## Exercise brief
Check each line of the listing, and copy it if it contains the word "response".
· · · ·
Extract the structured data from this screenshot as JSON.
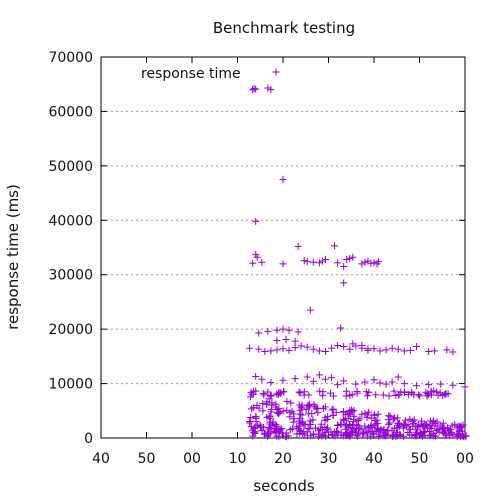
{
  "chart_data": {
    "type": "scatter",
    "title": "Benchmark testing",
    "xlabel": "seconds",
    "ylabel": "response time (ms)",
    "ylim": [
      0,
      70000
    ],
    "x_tick_labels": [
      "40",
      "50",
      "00",
      "10",
      "20",
      "30",
      "40",
      "50",
      "00"
    ],
    "y_ticks": [
      0,
      10000,
      20000,
      30000,
      40000,
      50000,
      60000,
      70000
    ],
    "y_tick_labels": [
      "0",
      "10000",
      "20000",
      "30000",
      "40000",
      "50000",
      "60000",
      "70000"
    ],
    "grid": "horizontal dotted",
    "legend": {
      "position": "top-left"
    },
    "series": [
      {
        "name": "response time",
        "color": "#9400d3",
        "marker": "plus",
        "x_unit": "seconds elapsed from the first tick label",
        "points": [
          [
            50,
            64000
          ],
          [
            50.5,
            64200
          ],
          [
            51,
            64100
          ],
          [
            55,
            64300
          ],
          [
            56,
            64000
          ],
          [
            60,
            47500
          ],
          [
            51,
            39800
          ],
          [
            51,
            33700
          ],
          [
            51.5,
            33200
          ],
          [
            50,
            32100
          ],
          [
            53,
            32300
          ],
          [
            60,
            32000
          ],
          [
            65,
            35200
          ],
          [
            67,
            32600
          ],
          [
            68,
            32400
          ],
          [
            70,
            32300
          ],
          [
            72,
            32200
          ],
          [
            73,
            32500
          ],
          [
            74,
            32800
          ],
          [
            77,
            35300
          ],
          [
            78,
            32200
          ],
          [
            80,
            31500
          ],
          [
            81,
            32800
          ],
          [
            82,
            33000
          ],
          [
            83,
            33200
          ],
          [
            86,
            32000
          ],
          [
            87,
            32300
          ],
          [
            88,
            32500
          ],
          [
            89,
            32100
          ],
          [
            90,
            32200
          ],
          [
            91,
            32000
          ],
          [
            91.5,
            32400
          ],
          [
            80,
            28500
          ],
          [
            69,
            23500
          ],
          [
            79,
            20200
          ],
          [
            52,
            19300
          ],
          [
            55,
            19600
          ],
          [
            58,
            19800
          ],
          [
            60,
            20000
          ],
          [
            62,
            19800
          ],
          [
            65,
            19500
          ],
          [
            49,
            16500
          ],
          [
            52,
            16300
          ],
          [
            54,
            15900
          ],
          [
            56,
            16000
          ],
          [
            58,
            16200
          ],
          [
            60,
            16400
          ],
          [
            62,
            16100
          ],
          [
            64,
            16600
          ],
          [
            66,
            16900
          ],
          [
            68,
            16700
          ],
          [
            70,
            16300
          ],
          [
            72,
            16000
          ],
          [
            74,
            15900
          ],
          [
            76,
            16500
          ],
          [
            78,
            17000
          ],
          [
            80,
            16800
          ],
          [
            82,
            16300
          ],
          [
            84,
            16900
          ],
          [
            86,
            16500
          ],
          [
            88,
            16100
          ],
          [
            90,
            16400
          ],
          [
            92,
            16000
          ],
          [
            94,
            16200
          ],
          [
            96,
            16500
          ],
          [
            98,
            16300
          ],
          [
            100,
            16000
          ],
          [
            102,
            16100
          ],
          [
            104,
            16800
          ],
          [
            108,
            15900
          ],
          [
            110,
            16000
          ],
          [
            114,
            16200
          ],
          [
            116,
            15800
          ],
          [
            58,
            17900
          ],
          [
            61,
            18100
          ],
          [
            64,
            17800
          ],
          [
            83,
            17300
          ],
          [
            86,
            17000
          ],
          [
            88,
            16400
          ],
          [
            51,
            11300
          ],
          [
            53,
            10800
          ],
          [
            56,
            10200
          ],
          [
            60,
            10600
          ],
          [
            64,
            10900
          ],
          [
            68,
            11200
          ],
          [
            70,
            10400
          ],
          [
            72,
            11600
          ],
          [
            74,
            10800
          ],
          [
            76,
            11100
          ],
          [
            78,
            9800
          ],
          [
            80,
            10500
          ],
          [
            84,
            9900
          ],
          [
            87,
            10300
          ],
          [
            90,
            10700
          ],
          [
            92,
            10100
          ],
          [
            94,
            9900
          ],
          [
            96,
            10300
          ],
          [
            98,
            11200
          ],
          [
            100,
            10000
          ],
          [
            104,
            9600
          ],
          [
            108,
            9800
          ],
          [
            112,
            9900
          ],
          [
            116,
            9700
          ],
          [
            120,
            9400
          ]
        ]
      }
    ]
  }
}
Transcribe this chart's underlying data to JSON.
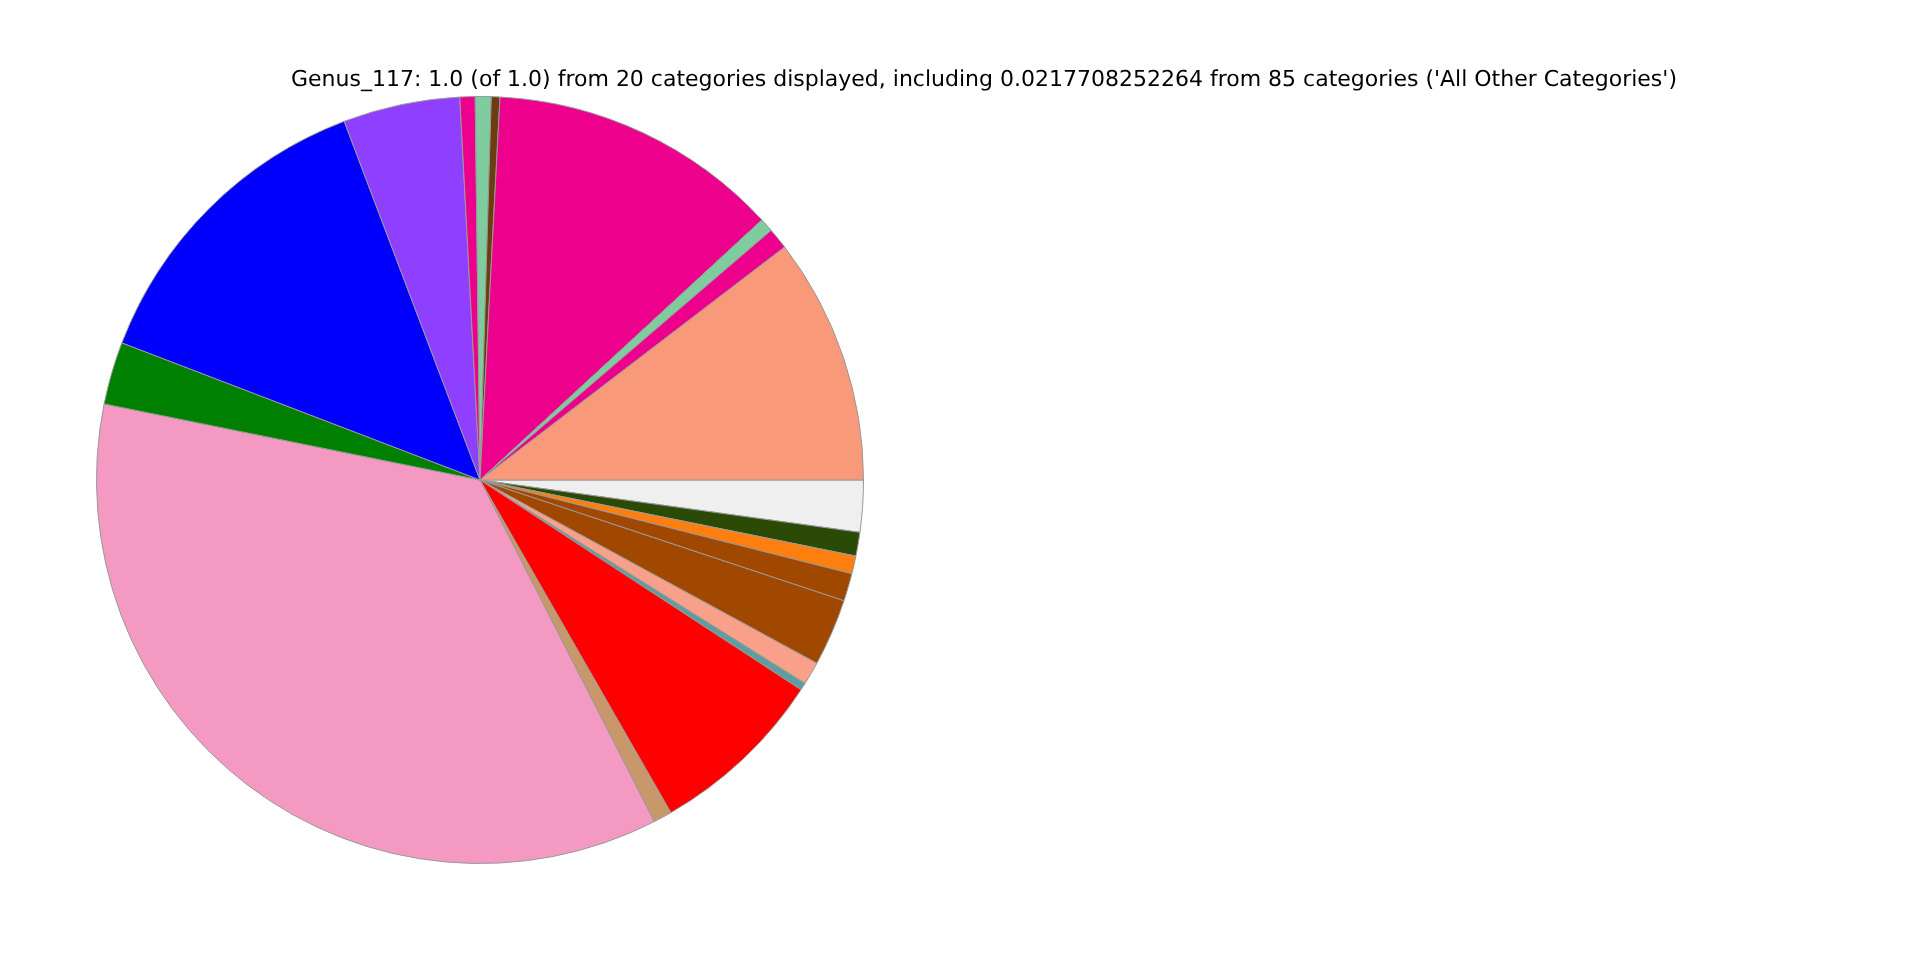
{
  "chart_data": {
    "type": "pie",
    "title": "Genus_117: 1.0 (of 1.0) from 20 categories displayed, including 0.0217708252264 from 85 categories ('All Other Categories')",
    "categories": [
      null,
      null,
      null,
      null,
      null,
      null,
      null,
      null,
      null,
      null,
      null,
      null,
      null,
      null,
      null,
      null,
      null,
      null,
      null,
      null
    ],
    "values": [
      2.18,
      1.0,
      0.75,
      1.17,
      2.83,
      0.97,
      0.31,
      7.5,
      0.78,
      35.69,
      2.64,
      13.42,
      4.92,
      0.64,
      0.67,
      0.36,
      12.31,
      0.58,
      0.89,
      10.39
    ],
    "colors": [
      "#efefef",
      "#2b4a06",
      "#ff7f0e",
      "#a04700",
      "#a04700",
      "#f8a08a",
      "#5f9ea0",
      "#ff0000",
      "#c8976a",
      "#f49ac2",
      "#008000",
      "#0000ff",
      "#8f3fff",
      "#ec008c",
      "#7fcc9f",
      "#6b3d0f",
      "#ec008c",
      "#7fcc9f",
      "#ec008c",
      "#f8997a"
    ],
    "legend": false
  }
}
· · · ·
## Final result
    "ylabel": "response time (ms)",
        "name": "response time",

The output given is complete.